#### [PROBLEM]
Locate the lines of the listing below that hold "Number", then copy each of them.

#### [DATA PROVIDED]
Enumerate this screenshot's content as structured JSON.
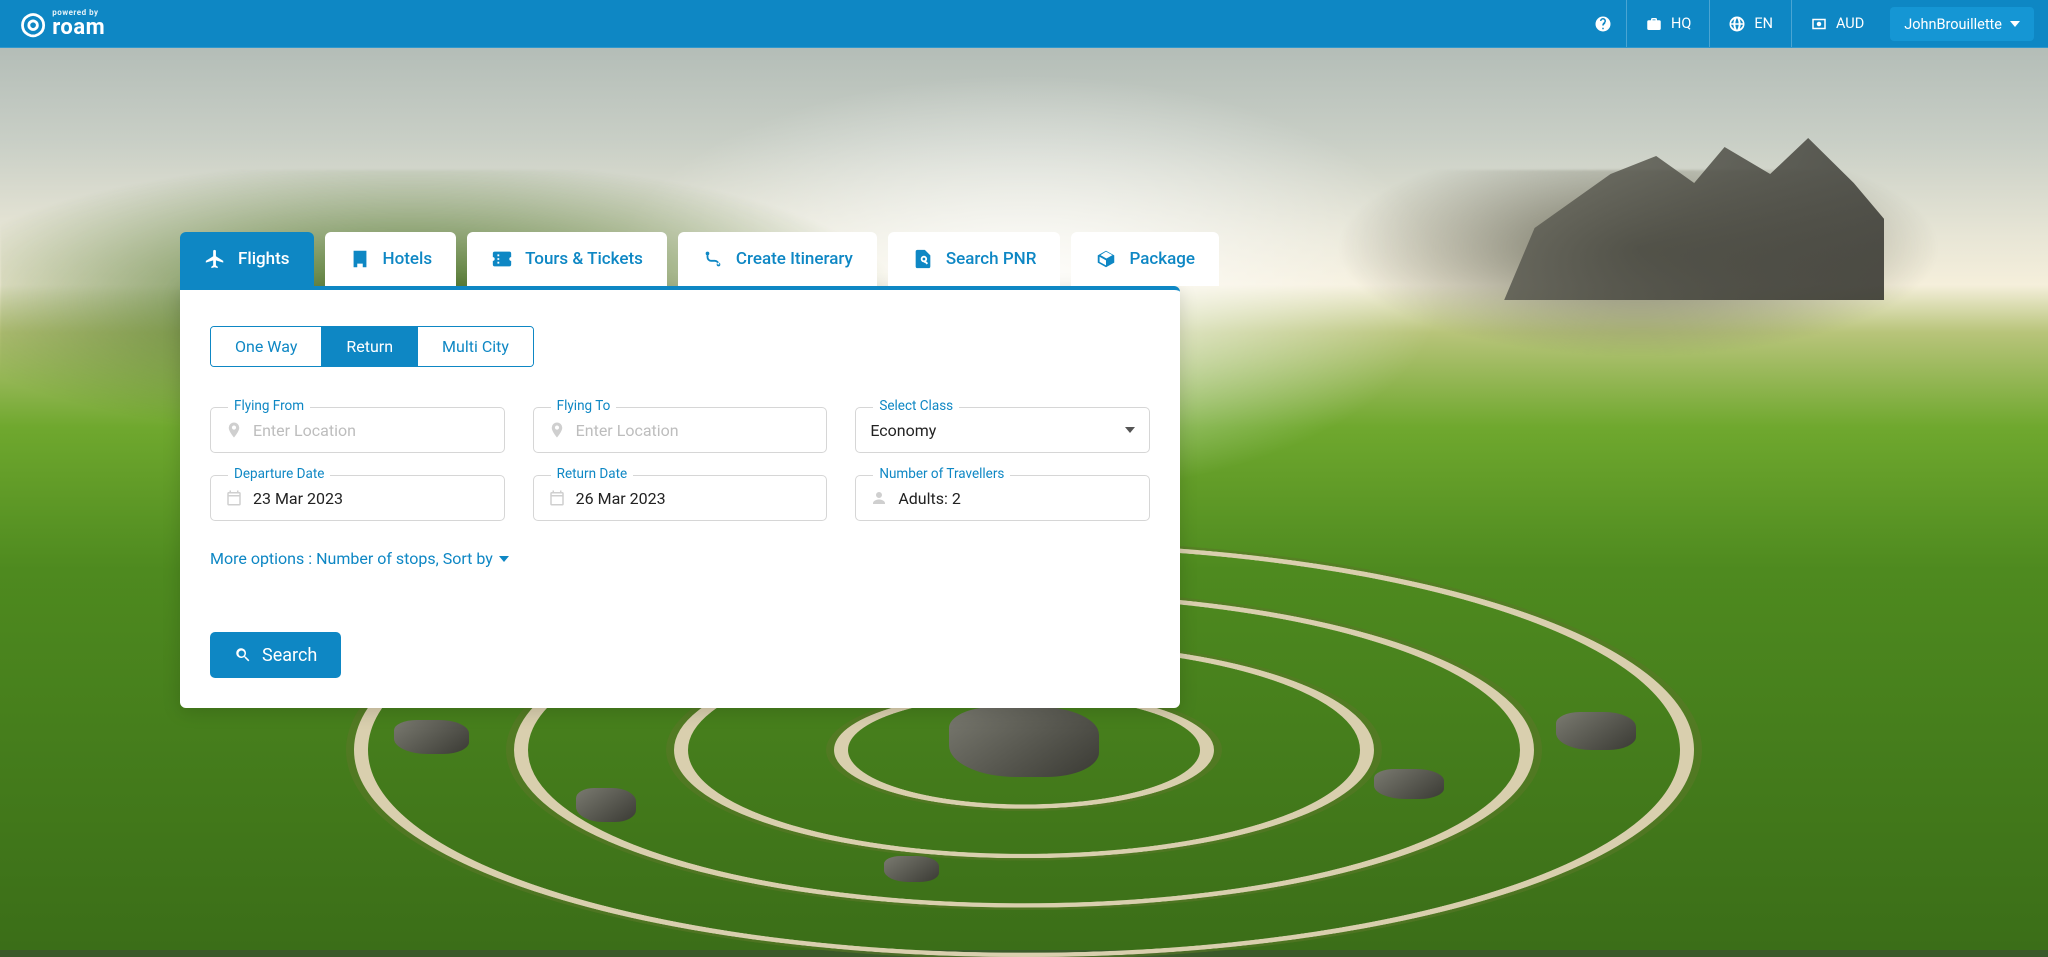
{
  "brand": {
    "powered_by": "powered by",
    "name": "roam"
  },
  "header": {
    "hq": "HQ",
    "lang": "EN",
    "currency": "AUD",
    "user": "JohnBrouillette"
  },
  "tabs": {
    "flights": "Flights",
    "hotels": "Hotels",
    "tours": "Tours & Tickets",
    "itinerary": "Create Itinerary",
    "pnr": "Search PNR",
    "package": "Package"
  },
  "trip_type": {
    "one_way": "One Way",
    "return": "Return",
    "multi": "Multi City"
  },
  "fields": {
    "from_label": "Flying From",
    "from_placeholder": "Enter Location",
    "to_label": "Flying To",
    "to_placeholder": "Enter Location",
    "class_label": "Select Class",
    "class_value": "Economy",
    "dep_label": "Departure Date",
    "dep_value": "23 Mar 2023",
    "ret_label": "Return Date",
    "ret_value": "26 Mar 2023",
    "trav_label": "Number of Travellers",
    "trav_value": "Adults: 2"
  },
  "more_options": "More options : Number of stops, Sort by",
  "search_label": "Search"
}
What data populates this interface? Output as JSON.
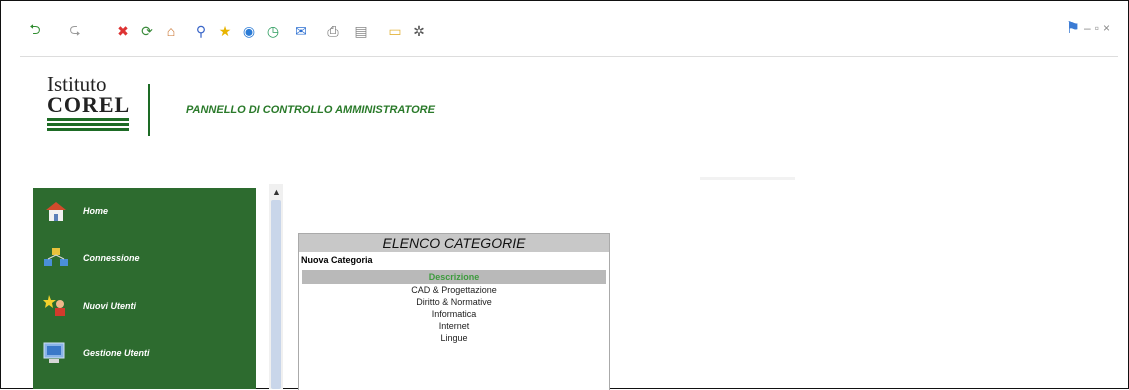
{
  "toolbar": {
    "buttons": [
      {
        "name": "back-icon",
        "glyph": "⮌",
        "color": "#2e8b2e"
      },
      {
        "name": "forward-icon",
        "glyph": "⮎",
        "color": "#999999"
      },
      {
        "name": "stop-icon",
        "glyph": "✖",
        "color": "#d33"
      },
      {
        "name": "refresh-icon",
        "glyph": "⟳",
        "color": "#3a8a3a"
      },
      {
        "name": "home-icon",
        "glyph": "⌂",
        "color": "#c8702a"
      },
      {
        "name": "search-icon",
        "glyph": "⚲",
        "color": "#3a66c8"
      },
      {
        "name": "favorites-icon",
        "glyph": "★",
        "color": "#e8b400"
      },
      {
        "name": "media-icon",
        "glyph": "◉",
        "color": "#2b7bd6"
      },
      {
        "name": "history-icon",
        "glyph": "◷",
        "color": "#2c9c5e"
      },
      {
        "name": "mail-icon",
        "glyph": "✉",
        "color": "#2c6fd1"
      },
      {
        "name": "print-icon",
        "glyph": "⎙",
        "color": "#666666"
      },
      {
        "name": "edit-icon",
        "glyph": "▤",
        "color": "#888888"
      },
      {
        "name": "notes-icon",
        "glyph": "▭",
        "color": "#e3b43c"
      },
      {
        "name": "tools-icon",
        "glyph": "✲",
        "color": "#555555"
      }
    ],
    "windows_logo_icon": "windows-flag-icon"
  },
  "header": {
    "logo_line1": "Istituto",
    "logo_line2": "COREL",
    "admin_title": "PANNELLO DI CONTROLLO AMMINISTRATORE"
  },
  "sidebar": {
    "items": [
      {
        "label": "Home",
        "icon": "home-icon"
      },
      {
        "label": "Connessione",
        "icon": "network-icon"
      },
      {
        "label": "Nuovi Utenti",
        "icon": "new-user-icon"
      },
      {
        "label": "Gestione Utenti",
        "icon": "computer-icon"
      }
    ],
    "bg": "#2d6b2f"
  },
  "categories": {
    "title": "ELENCO CATEGORIE",
    "new_link": "Nuova Categoria",
    "column_header": "Descrizione",
    "rows": [
      "CAD & Progettazione",
      "Diritto & Normative",
      "Informatica",
      "Internet",
      "Lingue"
    ]
  }
}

#### [ANSWER TO THIS TASK]
    "trav_label": "Number of Travellers",
  "more_options": "More options : Number of stops, Sort by",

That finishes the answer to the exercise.